**Records from a collection**
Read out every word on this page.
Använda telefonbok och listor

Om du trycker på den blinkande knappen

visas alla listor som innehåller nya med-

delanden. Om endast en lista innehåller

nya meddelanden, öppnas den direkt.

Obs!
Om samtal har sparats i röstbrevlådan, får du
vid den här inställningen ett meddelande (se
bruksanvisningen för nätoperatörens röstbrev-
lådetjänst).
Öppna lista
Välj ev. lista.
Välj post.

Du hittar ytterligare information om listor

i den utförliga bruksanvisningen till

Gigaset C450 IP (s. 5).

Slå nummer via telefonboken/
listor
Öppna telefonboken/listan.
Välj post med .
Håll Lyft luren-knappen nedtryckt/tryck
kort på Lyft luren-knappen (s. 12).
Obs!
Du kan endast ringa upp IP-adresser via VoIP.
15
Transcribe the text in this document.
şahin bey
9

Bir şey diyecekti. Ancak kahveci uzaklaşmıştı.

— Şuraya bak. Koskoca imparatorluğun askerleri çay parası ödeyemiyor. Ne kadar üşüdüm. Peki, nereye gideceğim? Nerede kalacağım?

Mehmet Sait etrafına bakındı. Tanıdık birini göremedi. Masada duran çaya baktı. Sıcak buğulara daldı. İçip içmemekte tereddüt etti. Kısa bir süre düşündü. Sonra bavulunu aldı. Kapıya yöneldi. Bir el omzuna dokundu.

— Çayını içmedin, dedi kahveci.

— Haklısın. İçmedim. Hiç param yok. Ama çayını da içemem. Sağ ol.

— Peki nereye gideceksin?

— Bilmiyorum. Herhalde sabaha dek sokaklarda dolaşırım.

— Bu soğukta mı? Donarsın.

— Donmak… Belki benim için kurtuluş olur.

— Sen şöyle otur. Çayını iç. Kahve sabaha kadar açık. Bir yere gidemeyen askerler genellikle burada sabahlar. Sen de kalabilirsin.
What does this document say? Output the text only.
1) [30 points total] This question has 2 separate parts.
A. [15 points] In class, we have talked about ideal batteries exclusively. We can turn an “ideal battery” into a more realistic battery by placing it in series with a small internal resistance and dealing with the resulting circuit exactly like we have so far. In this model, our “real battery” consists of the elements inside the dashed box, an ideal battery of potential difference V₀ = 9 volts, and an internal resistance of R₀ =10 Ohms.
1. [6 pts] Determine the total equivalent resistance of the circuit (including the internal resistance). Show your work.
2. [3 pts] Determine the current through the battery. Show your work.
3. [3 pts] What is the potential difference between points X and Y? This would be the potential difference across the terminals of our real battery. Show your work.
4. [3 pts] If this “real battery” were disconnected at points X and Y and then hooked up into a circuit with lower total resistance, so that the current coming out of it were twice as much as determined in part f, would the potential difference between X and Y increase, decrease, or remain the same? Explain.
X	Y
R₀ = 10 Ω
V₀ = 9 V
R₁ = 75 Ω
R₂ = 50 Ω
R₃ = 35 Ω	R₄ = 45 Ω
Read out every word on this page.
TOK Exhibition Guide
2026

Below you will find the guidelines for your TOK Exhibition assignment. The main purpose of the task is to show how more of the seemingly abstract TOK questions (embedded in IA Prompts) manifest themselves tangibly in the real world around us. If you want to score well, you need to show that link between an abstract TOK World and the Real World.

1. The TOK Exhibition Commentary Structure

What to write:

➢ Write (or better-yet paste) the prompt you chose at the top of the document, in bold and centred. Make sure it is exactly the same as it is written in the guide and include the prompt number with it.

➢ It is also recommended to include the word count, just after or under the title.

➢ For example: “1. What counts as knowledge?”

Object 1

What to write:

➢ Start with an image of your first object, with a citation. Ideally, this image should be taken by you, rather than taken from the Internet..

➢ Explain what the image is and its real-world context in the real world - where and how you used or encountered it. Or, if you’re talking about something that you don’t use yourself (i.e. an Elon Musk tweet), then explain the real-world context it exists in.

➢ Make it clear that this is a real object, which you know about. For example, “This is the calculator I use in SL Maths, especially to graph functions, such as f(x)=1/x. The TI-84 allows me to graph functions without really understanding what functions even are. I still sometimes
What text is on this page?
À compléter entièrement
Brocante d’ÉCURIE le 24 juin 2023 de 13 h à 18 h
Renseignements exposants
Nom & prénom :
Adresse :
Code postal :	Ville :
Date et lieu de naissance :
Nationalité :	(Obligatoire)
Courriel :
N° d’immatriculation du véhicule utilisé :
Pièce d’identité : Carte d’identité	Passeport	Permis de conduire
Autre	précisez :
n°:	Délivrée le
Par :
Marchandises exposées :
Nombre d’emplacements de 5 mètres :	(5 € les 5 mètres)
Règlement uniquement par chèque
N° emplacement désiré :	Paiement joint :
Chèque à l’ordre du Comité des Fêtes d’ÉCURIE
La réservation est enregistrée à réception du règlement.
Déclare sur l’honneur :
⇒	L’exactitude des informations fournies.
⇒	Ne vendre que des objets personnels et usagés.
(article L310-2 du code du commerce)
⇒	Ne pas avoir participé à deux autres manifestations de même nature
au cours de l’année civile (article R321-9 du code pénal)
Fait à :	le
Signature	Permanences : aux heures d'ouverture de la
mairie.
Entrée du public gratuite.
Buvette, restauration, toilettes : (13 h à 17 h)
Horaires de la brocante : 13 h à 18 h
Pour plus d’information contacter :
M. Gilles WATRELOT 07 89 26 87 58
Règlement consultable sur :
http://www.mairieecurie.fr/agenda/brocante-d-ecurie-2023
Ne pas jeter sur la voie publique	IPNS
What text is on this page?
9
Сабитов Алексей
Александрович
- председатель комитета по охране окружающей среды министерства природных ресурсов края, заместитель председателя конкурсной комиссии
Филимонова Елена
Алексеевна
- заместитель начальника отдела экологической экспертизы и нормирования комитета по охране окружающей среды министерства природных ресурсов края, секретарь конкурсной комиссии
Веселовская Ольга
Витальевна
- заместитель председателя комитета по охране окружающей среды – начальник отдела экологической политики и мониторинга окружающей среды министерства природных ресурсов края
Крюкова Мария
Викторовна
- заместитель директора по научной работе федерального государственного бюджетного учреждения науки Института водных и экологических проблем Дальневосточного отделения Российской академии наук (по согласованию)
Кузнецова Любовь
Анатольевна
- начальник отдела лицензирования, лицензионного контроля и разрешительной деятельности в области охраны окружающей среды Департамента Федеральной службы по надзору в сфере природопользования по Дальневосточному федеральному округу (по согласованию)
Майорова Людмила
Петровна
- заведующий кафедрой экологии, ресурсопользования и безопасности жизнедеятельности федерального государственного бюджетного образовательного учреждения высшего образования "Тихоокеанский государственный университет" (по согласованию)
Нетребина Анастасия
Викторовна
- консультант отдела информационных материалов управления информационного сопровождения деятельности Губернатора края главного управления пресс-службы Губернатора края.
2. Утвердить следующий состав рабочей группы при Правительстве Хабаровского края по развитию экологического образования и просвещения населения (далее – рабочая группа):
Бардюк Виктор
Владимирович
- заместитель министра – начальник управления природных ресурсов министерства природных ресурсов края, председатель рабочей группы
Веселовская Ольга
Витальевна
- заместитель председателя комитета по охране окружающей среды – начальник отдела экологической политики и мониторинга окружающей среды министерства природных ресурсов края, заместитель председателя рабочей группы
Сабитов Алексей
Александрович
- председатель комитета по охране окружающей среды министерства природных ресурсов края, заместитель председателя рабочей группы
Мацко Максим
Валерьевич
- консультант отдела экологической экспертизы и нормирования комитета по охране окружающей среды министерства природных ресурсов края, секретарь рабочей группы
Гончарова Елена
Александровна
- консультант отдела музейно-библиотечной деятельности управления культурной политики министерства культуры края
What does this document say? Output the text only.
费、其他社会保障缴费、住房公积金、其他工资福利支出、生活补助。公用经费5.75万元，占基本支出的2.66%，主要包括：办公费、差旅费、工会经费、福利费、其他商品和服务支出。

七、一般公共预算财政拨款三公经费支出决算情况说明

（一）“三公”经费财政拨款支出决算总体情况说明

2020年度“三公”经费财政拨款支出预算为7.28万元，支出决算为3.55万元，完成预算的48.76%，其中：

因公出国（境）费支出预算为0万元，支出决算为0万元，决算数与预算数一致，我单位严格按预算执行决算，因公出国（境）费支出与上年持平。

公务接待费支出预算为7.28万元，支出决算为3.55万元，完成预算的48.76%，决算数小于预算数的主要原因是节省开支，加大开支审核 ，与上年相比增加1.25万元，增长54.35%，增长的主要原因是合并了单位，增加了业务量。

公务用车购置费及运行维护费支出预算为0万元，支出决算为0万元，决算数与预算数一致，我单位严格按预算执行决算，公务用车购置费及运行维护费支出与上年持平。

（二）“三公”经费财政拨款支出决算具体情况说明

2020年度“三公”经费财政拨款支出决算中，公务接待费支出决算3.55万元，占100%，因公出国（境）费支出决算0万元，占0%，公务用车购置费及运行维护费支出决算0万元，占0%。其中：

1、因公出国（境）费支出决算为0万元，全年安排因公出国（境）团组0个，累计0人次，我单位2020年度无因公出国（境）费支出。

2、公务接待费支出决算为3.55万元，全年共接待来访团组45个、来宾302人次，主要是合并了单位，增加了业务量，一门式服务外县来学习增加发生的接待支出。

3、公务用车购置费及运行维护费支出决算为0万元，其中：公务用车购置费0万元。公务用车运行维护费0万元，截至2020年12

**Exercise**
Go through the preceding material and copy each line that has the word "Lyft".

**Output of the task**
Håll Lyft luren-knappen nedtryckt/tryck
kort på Lyft luren-knappen (s. 12).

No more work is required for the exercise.